Stored items:
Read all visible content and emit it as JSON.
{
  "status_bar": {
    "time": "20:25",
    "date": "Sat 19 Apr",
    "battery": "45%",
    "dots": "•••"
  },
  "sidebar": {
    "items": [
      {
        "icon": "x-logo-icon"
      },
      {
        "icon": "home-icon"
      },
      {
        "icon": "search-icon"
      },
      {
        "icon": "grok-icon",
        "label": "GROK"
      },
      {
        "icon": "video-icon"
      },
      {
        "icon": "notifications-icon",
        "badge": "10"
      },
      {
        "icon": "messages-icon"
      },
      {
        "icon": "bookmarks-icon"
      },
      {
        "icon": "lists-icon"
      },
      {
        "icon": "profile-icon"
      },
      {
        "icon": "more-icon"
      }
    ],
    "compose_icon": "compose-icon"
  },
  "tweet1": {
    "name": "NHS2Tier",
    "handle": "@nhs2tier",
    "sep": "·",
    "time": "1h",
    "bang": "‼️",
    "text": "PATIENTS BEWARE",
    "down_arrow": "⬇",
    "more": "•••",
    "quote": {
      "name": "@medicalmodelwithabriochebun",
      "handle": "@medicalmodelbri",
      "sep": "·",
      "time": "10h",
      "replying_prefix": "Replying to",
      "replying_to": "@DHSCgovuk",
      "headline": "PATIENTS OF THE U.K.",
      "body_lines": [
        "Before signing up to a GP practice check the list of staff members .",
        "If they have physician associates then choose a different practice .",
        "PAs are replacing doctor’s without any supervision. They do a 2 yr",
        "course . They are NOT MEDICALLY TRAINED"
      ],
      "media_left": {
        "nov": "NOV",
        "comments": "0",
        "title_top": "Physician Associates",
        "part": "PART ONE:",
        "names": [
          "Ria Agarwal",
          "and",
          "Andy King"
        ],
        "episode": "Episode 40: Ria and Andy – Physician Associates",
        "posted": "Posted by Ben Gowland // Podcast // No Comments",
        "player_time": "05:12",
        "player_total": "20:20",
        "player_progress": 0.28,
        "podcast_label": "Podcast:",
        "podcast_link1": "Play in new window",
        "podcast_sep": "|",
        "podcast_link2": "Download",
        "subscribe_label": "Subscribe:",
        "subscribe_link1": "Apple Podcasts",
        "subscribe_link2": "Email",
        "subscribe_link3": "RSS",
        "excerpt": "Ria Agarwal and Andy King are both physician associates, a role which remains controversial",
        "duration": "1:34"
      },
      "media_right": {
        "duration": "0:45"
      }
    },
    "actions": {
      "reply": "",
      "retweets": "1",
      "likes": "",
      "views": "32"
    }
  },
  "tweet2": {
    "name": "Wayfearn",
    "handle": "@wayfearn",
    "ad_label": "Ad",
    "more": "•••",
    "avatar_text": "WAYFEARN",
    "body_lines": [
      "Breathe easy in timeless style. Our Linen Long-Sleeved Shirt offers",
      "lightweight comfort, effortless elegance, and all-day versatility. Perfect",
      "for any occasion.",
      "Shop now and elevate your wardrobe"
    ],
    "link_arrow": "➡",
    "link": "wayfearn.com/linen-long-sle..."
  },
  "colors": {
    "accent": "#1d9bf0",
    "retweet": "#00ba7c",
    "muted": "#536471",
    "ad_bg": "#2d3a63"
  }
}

» **What is required**
Reply with the complete data above, every character as it stands.

» **Your solution**
Read all visible content and emit it as JSON.
{
  "status_bar": {
    "time": "20:25",
    "date": "Sat 19 Apr",
    "battery": "45%",
    "dots": "•••"
  },
  "sidebar": {
    "items": [
      {
        "icon": "x-logo-icon"
      },
      {
        "icon": "home-icon"
      },
      {
        "icon": "search-icon"
      },
      {
        "icon": "grok-icon",
        "label": "GROK"
      },
      {
        "icon": "video-icon"
      },
      {
        "icon": "notifications-icon",
        "badge": "10"
      },
      {
        "icon": "messages-icon"
      },
      {
        "icon": "bookmarks-icon"
      },
      {
        "icon": "lists-icon"
      },
      {
        "icon": "profile-icon"
      },
      {
        "icon": "more-icon"
      }
    ],
    "compose_icon": "compose-icon"
  },
  "tweet1": {
    "name": "NHS2Tier",
    "handle": "@nhs2tier",
    "sep": "·",
    "time": "1h",
    "bang": "‼️",
    "text": "PATIENTS BEWARE",
    "down_arrow": "⬇",
    "more": "•••",
    "quote": {
      "name": "@medicalmodelwithabriochebun",
      "handle": "@medicalmodelbri",
      "sep": "·",
      "time": "10h",
      "replying_prefix": "Replying to",
      "replying_to": "@DHSCgovuk",
      "headline": "PATIENTS OF THE U.K.",
      "body_lines": [
        "Before signing up to a GP practice check the list of staff members .",
        "If they have physician associates then choose a different practice .",
        "PAs are replacing doctor’s without any supervision. They do a 2 yr",
        "course . They are NOT MEDICALLY TRAINED"
      ],
      "media_left": {
        "nov": "NOV",
        "comments": "0",
        "title_top": "Physician Associates",
        "part": "PART ONE:",
        "names": [
          "Ria Agarwal",
          "and",
          "Andy King"
        ],
        "episode": "Episode 40: Ria and Andy – Physician Associates",
        "posted": "Posted by Ben Gowland // Podcast // No Comments",
        "player_time": "05:12",
        "player_total": "20:20",
        "player_progress": 0.28,
        "podcast_label": "Podcast:",
        "podcast_link1": "Play in new window",
        "podcast_sep": "|",
        "podcast_link2": "Download",
        "subscribe_label": "Subscribe:",
        "subscribe_link1": "Apple Podcasts",
        "subscribe_link2": "Email",
        "subscribe_link3": "RSS",
        "excerpt": "Ria Agarwal and Andy King are both physician associates, a role which remains controversial",
        "duration": "1:34"
      },
      "media_right": {
        "duration": "0:45"
      }
    },
    "actions": {
      "reply": "",
      "retweets": "1",
      "likes": "",
      "views": "32"
    }
  },
  "tweet2": {
    "name": "Wayfearn",
    "handle": "@wayfearn",
    "ad_label": "Ad",
    "more": "•••",
    "avatar_text": "WAYFEARN",
    "body_lines": [
      "Breathe easy in timeless style. Our Linen Long-Sleeved Shirt offers",
      "lightweight comfort, effortless elegance, and all-day versatility. Perfect",
      "for any occasion.",
      "Shop now and elevate your wardrobe"
    ],
    "link_arrow": "➡",
    "link": "wayfearn.com/linen-long-sle..."
  },
  "colors": {
    "accent": "#1d9bf0",
    "retweet": "#00ba7c",
    "muted": "#536471",
    "ad_bg": "#2d3a63"
  }
}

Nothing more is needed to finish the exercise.